Records that describe figures
* * * *
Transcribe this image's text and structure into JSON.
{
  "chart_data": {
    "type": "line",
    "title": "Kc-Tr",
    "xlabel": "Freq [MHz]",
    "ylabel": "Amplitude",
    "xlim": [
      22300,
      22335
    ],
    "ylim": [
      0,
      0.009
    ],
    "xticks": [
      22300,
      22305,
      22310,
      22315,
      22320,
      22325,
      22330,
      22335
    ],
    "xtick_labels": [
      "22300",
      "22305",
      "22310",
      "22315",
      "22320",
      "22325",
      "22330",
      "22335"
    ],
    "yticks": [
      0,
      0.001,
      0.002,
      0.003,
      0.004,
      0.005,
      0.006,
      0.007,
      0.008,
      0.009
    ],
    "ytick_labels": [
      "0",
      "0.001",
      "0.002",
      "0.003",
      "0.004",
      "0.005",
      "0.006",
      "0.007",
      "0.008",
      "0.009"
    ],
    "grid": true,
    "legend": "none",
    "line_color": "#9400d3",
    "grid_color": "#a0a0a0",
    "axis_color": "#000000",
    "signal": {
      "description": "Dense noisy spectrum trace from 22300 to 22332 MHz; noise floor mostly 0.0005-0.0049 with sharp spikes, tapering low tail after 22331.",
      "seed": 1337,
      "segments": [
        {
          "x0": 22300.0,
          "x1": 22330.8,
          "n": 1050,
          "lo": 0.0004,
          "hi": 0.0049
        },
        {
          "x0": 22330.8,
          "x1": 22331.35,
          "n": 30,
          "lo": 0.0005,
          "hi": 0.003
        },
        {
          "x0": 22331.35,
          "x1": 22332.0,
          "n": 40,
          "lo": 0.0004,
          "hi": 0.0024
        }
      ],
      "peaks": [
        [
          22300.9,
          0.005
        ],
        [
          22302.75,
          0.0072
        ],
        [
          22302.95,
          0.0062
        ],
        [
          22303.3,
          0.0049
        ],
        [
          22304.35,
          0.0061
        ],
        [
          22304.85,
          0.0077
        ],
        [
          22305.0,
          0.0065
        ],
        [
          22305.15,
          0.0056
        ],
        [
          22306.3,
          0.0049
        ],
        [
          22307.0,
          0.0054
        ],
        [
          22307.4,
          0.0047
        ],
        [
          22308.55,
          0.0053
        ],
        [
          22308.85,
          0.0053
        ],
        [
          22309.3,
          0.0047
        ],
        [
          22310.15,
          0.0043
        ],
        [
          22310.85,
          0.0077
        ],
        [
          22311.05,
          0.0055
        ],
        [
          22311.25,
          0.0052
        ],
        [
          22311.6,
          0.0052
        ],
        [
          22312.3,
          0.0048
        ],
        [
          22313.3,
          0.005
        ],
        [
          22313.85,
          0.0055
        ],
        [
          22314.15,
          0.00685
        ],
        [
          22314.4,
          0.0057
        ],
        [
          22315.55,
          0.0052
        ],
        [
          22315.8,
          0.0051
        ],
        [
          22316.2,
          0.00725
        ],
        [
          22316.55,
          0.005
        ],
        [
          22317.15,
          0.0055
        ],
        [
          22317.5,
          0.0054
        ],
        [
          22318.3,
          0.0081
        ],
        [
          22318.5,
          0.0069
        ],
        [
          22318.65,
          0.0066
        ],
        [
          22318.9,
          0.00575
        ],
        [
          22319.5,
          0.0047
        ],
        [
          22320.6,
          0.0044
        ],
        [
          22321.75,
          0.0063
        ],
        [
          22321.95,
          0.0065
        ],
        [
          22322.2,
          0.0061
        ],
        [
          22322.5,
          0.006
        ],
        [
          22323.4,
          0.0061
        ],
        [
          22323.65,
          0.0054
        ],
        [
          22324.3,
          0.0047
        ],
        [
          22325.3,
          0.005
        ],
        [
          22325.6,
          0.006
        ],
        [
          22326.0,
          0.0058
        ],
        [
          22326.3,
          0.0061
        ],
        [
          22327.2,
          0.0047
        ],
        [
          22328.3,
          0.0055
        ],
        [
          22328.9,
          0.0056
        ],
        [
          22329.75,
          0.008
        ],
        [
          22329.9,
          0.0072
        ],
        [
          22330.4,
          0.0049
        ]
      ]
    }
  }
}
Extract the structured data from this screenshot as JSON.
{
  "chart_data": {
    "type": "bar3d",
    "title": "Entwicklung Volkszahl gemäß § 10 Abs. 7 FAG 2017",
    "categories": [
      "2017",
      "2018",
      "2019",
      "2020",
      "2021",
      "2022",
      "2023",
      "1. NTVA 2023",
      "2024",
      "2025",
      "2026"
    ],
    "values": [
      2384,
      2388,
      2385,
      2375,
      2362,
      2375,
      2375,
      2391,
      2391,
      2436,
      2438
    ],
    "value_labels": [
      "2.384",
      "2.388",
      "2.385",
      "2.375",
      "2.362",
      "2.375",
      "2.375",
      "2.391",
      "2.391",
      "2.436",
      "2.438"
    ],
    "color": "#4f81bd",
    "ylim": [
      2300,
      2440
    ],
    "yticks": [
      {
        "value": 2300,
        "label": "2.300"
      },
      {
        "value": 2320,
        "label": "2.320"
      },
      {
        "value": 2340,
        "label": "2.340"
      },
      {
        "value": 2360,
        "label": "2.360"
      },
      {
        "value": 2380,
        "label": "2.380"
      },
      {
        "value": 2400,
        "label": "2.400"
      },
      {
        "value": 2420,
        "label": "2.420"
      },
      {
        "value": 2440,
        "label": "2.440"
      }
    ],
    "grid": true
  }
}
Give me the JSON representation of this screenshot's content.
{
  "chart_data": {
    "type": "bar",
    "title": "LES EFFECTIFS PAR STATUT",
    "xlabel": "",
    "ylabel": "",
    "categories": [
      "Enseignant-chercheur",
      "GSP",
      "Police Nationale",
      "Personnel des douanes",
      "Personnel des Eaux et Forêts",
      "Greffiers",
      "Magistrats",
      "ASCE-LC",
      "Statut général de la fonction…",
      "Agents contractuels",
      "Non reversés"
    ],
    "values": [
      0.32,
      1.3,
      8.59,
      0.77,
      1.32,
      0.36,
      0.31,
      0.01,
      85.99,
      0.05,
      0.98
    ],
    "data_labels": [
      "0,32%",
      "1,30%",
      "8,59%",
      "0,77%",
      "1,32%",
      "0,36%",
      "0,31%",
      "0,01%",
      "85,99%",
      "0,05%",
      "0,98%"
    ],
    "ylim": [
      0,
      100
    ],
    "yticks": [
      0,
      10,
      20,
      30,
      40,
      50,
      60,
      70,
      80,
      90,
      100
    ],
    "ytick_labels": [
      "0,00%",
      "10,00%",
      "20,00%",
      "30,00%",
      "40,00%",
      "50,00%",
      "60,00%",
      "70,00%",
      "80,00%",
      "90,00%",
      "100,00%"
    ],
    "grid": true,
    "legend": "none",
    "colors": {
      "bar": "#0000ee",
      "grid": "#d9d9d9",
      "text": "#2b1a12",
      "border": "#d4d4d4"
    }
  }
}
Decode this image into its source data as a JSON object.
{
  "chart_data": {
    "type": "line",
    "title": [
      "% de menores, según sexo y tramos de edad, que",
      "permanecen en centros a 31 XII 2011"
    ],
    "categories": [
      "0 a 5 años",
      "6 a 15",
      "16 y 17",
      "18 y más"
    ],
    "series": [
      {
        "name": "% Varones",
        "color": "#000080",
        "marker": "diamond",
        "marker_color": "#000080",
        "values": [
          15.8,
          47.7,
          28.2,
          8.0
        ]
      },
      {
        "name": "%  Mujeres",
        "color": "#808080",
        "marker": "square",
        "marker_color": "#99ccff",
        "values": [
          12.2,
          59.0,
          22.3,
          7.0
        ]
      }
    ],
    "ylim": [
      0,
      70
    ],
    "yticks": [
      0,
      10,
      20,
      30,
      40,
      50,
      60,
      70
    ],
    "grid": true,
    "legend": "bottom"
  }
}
* * * *
=== Exercise task ===
Locate the line with "Decode this image" in the entries above; extract it and every line after it, verbatim.

=== Reply ===
Decode this image into its source data as a JSON object.
{
  "chart_data": {
    "type": "line",
    "title": [
      "% de menores, según sexo y tramos de edad, que",
      "permanecen en centros a 31 XII 2011"
    ],
    "categories": [
      "0 a 5 años",
      "6 a 15",
      "16 y 17",
      "18 y más"
    ],
    "series": [
      {
        "name": "% Varones",
        "color": "#000080",
        "marker": "diamond",
        "marker_color": "#000080",
        "values": [
          15.8,
          47.7,
          28.2,
          8.0
        ]
      },
      {
        "name": "%  Mujeres",
        "color": "#808080",
        "marker": "square",
        "marker_color": "#99ccff",
        "values": [
          12.2,
          59.0,
          22.3,
          7.0
        ]
      }
    ],
    "ylim": [
      0,
      70
    ],
    "yticks": [
      0,
      10,
      20,
      30,
      40,
      50,
      60,
      70
    ],
    "grid": true,
    "legend": "bottom"
  }
}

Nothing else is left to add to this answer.